(Dataset items)
——

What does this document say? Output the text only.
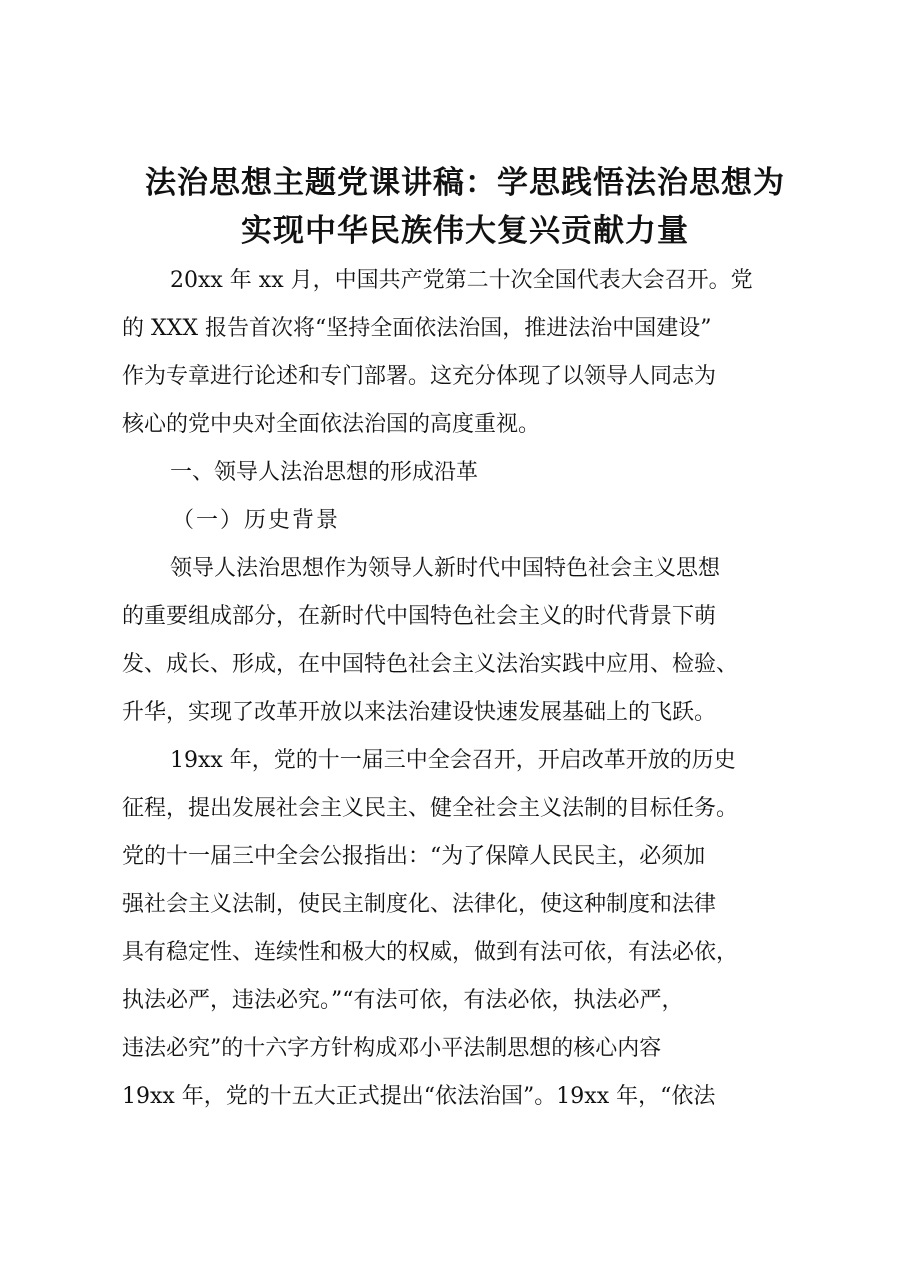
法治思想主题党课讲稿：学思践悟法治思想为
实现中华民族伟大复兴贡献力量
20xx 年 xx 月，中国共产党第二十次全国代表大会召开。党
的 XXX 报告首次将“坚持全面依法治国，推进法治中国建设”
作为专章进行论述和专门部署。这充分体现了以领导人同志为
核心的党中央对全面依法治国的高度重视。
一、领导人法治思想的形成沿革
（一）历史背景
领导人法治思想作为领导人新时代中国特色社会主义思想
的重要组成部分，在新时代中国特色社会主义的时代背景下萌
发、成长、形成，在中国特色社会主义法治实践中应用、检验、
升华，实现了改革开放以来法治建设快速发展基础上的飞跃。
19xx 年，党的十一届三中全会召开，开启改革开放的历史
征程，提出发展社会主义民主、健全社会主义法制的目标任务。
党的十一届三中全会公报指出：“为了保障人民民主，必须加
强社会主义法制，使民主制度化、法律化，使这种制度和法律
具有稳定性、连续性和极大的权威，做到有法可依，有法必依，
执法必严，违法必究。”“有法可依，有法必依，执法必严，
违法必究”的十六字方针构成邓小平法制思想的核心内容
19xx 年，党的十五大正式提出“依法治国”。19xx 年，“依法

——

TASK GOAL:
Restate the data above exactly, stripping out each image.

RESPONSE TO THIS TASK:
What does this document say? Output the text only.
法治思想主题党课讲稿：学思践悟法治思想为
实现中华民族伟大复兴贡献力量
20xx 年 xx 月，中国共产党第二十次全国代表大会召开。党
的 XXX 报告首次将“坚持全面依法治国，推进法治中国建设”
作为专章进行论述和专门部署。这充分体现了以领导人同志为
核心的党中央对全面依法治国的高度重视。
一、领导人法治思想的形成沿革
（一）历史背景
领导人法治思想作为领导人新时代中国特色社会主义思想
的重要组成部分，在新时代中国特色社会主义的时代背景下萌
发、成长、形成，在中国特色社会主义法治实践中应用、检验、
升华，实现了改革开放以来法治建设快速发展基础上的飞跃。
19xx 年，党的十一届三中全会召开，开启改革开放的历史
征程，提出发展社会主义民主、健全社会主义法制的目标任务。
党的十一届三中全会公报指出：“为了保障人民民主，必须加
强社会主义法制，使民主制度化、法律化，使这种制度和法律
具有稳定性、连续性和极大的权威，做到有法可依，有法必依，
执法必严，违法必究。”“有法可依，有法必依，执法必严，
违法必究”的十六字方针构成邓小平法制思想的核心内容
19xx 年，党的十五大正式提出“依法治国”。19xx 年，“依法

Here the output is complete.